Some records

• • • • • • •

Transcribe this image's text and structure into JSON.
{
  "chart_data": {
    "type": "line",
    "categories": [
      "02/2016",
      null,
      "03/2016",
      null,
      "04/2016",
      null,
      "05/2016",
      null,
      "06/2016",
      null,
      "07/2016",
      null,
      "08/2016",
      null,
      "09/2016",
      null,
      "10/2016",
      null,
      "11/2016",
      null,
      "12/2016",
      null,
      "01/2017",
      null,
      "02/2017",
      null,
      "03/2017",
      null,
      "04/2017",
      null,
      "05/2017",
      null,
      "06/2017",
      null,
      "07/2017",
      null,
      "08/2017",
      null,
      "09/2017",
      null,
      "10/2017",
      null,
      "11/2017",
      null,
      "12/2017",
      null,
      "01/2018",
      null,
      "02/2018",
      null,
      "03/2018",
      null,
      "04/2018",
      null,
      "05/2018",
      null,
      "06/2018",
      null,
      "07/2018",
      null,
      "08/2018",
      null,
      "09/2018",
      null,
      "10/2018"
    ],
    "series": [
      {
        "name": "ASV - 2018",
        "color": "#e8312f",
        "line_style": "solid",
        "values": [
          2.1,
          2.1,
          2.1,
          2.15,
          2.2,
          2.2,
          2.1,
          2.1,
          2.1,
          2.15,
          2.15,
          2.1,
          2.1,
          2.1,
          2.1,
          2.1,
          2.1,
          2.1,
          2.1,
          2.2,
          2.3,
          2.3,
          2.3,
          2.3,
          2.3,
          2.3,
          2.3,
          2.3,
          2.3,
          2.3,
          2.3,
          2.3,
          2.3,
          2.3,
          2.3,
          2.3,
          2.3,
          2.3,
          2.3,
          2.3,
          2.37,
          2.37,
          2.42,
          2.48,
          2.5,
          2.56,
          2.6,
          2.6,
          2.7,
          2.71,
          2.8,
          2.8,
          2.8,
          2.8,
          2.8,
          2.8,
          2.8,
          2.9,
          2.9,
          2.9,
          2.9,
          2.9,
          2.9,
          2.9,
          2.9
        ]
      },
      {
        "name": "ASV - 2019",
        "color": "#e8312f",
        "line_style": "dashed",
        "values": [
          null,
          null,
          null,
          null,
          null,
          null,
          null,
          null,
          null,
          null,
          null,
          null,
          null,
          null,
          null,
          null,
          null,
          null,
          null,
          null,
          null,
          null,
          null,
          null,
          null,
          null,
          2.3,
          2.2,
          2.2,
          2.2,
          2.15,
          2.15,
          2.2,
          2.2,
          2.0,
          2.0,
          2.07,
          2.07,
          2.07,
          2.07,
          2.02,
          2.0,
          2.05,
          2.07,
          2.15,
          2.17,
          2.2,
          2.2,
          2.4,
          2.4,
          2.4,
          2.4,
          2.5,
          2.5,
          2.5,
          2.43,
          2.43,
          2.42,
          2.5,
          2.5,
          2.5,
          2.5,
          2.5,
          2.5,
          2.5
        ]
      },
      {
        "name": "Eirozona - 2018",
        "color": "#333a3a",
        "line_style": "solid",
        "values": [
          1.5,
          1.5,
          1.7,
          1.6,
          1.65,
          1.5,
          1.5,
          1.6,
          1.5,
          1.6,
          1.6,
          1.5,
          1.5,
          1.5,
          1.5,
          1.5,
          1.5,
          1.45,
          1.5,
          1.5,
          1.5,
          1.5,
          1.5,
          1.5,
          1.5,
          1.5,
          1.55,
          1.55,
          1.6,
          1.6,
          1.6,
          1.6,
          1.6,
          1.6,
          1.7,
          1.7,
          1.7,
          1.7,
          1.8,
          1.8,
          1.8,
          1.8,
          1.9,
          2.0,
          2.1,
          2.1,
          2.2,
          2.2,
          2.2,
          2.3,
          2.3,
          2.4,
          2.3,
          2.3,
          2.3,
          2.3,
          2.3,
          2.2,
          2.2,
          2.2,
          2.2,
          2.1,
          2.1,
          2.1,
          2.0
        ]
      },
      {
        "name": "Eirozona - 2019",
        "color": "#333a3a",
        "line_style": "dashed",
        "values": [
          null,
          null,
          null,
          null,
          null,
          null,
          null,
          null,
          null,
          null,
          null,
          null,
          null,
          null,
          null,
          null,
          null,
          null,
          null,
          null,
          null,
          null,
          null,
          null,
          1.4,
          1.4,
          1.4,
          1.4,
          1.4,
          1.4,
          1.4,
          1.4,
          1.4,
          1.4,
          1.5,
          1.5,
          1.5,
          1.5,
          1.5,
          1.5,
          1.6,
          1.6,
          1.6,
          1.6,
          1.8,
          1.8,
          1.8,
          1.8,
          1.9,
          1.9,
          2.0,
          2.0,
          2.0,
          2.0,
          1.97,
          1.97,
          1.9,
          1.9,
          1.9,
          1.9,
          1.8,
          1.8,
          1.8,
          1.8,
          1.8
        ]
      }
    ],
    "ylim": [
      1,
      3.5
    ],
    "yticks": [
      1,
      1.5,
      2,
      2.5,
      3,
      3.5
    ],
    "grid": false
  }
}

• • • • • • •

Output all preceding records character for character.

Transcribe this image's text and structure into JSON.
{
  "chart_data": {
    "type": "line",
    "categories": [
      "02/2016",
      null,
      "03/2016",
      null,
      "04/2016",
      null,
      "05/2016",
      null,
      "06/2016",
      null,
      "07/2016",
      null,
      "08/2016",
      null,
      "09/2016",
      null,
      "10/2016",
      null,
      "11/2016",
      null,
      "12/2016",
      null,
      "01/2017",
      null,
      "02/2017",
      null,
      "03/2017",
      null,
      "04/2017",
      null,
      "05/2017",
      null,
      "06/2017",
      null,
      "07/2017",
      null,
      "08/2017",
      null,
      "09/2017",
      null,
      "10/2017",
      null,
      "11/2017",
      null,
      "12/2017",
      null,
      "01/2018",
      null,
      "02/2018",
      null,
      "03/2018",
      null,
      "04/2018",
      null,
      "05/2018",
      null,
      "06/2018",
      null,
      "07/2018",
      null,
      "08/2018",
      null,
      "09/2018",
      null,
      "10/2018"
    ],
    "series": [
      {
        "name": "ASV - 2018",
        "color": "#e8312f",
        "line_style": "solid",
        "values": [
          2.1,
          2.1,
          2.1,
          2.15,
          2.2,
          2.2,
          2.1,
          2.1,
          2.1,
          2.15,
          2.15,
          2.1,
          2.1,
          2.1,
          2.1,
          2.1,
          2.1,
          2.1,
          2.1,
          2.2,
          2.3,
          2.3,
          2.3,
          2.3,
          2.3,
          2.3,
          2.3,
          2.3,
          2.3,
          2.3,
          2.3,
          2.3,
          2.3,
          2.3,
          2.3,
          2.3,
          2.3,
          2.3,
          2.3,
          2.3,
          2.37,
          2.37,
          2.42,
          2.48,
          2.5,
          2.56,
          2.6,
          2.6,
          2.7,
          2.71,
          2.8,
          2.8,
          2.8,
          2.8,
          2.8,
          2.8,
          2.8,
          2.9,
          2.9,
          2.9,
          2.9,
          2.9,
          2.9,
          2.9,
          2.9
        ]
      },
      {
        "name": "ASV - 2019",
        "color": "#e8312f",
        "line_style": "dashed",
        "values": [
          null,
          null,
          null,
          null,
          null,
          null,
          null,
          null,
          null,
          null,
          null,
          null,
          null,
          null,
          null,
          null,
          null,
          null,
          null,
          null,
          null,
          null,
          null,
          null,
          null,
          null,
          2.3,
          2.2,
          2.2,
          2.2,
          2.15,
          2.15,
          2.2,
          2.2,
          2.0,
          2.0,
          2.07,
          2.07,
          2.07,
          2.07,
          2.02,
          2.0,
          2.05,
          2.07,
          2.15,
          2.17,
          2.2,
          2.2,
          2.4,
          2.4,
          2.4,
          2.4,
          2.5,
          2.5,
          2.5,
          2.43,
          2.43,
          2.42,
          2.5,
          2.5,
          2.5,
          2.5,
          2.5,
          2.5,
          2.5
        ]
      },
      {
        "name": "Eirozona - 2018",
        "color": "#333a3a",
        "line_style": "solid",
        "values": [
          1.5,
          1.5,
          1.7,
          1.6,
          1.65,
          1.5,
          1.5,
          1.6,
          1.5,
          1.6,
          1.6,
          1.5,
          1.5,
          1.5,
          1.5,
          1.5,
          1.5,
          1.45,
          1.5,
          1.5,
          1.5,
          1.5,
          1.5,
          1.5,
          1.5,
          1.5,
          1.55,
          1.55,
          1.6,
          1.6,
          1.6,
          1.6,
          1.6,
          1.6,
          1.7,
          1.7,
          1.7,
          1.7,
          1.8,
          1.8,
          1.8,
          1.8,
          1.9,
          2.0,
          2.1,
          2.1,
          2.2,
          2.2,
          2.2,
          2.3,
          2.3,
          2.4,
          2.3,
          2.3,
          2.3,
          2.3,
          2.3,
          2.2,
          2.2,
          2.2,
          2.2,
          2.1,
          2.1,
          2.1,
          2.0
        ]
      },
      {
        "name": "Eirozona - 2019",
        "color": "#333a3a",
        "line_style": "dashed",
        "values": [
          null,
          null,
          null,
          null,
          null,
          null,
          null,
          null,
          null,
          null,
          null,
          null,
          null,
          null,
          null,
          null,
          null,
          null,
          null,
          null,
          null,
          null,
          null,
          null,
          1.4,
          1.4,
          1.4,
          1.4,
          1.4,
          1.4,
          1.4,
          1.4,
          1.4,
          1.4,
          1.5,
          1.5,
          1.5,
          1.5,
          1.5,
          1.5,
          1.6,
          1.6,
          1.6,
          1.6,
          1.8,
          1.8,
          1.8,
          1.8,
          1.9,
          1.9,
          2.0,
          2.0,
          2.0,
          2.0,
          1.97,
          1.97,
          1.9,
          1.9,
          1.9,
          1.9,
          1.8,
          1.8,
          1.8,
          1.8,
          1.8
        ]
      }
    ],
    "ylim": [
      1,
      3.5
    ],
    "yticks": [
      1,
      1.5,
      2,
      2.5,
      3,
      3.5
    ],
    "grid": false
  }
}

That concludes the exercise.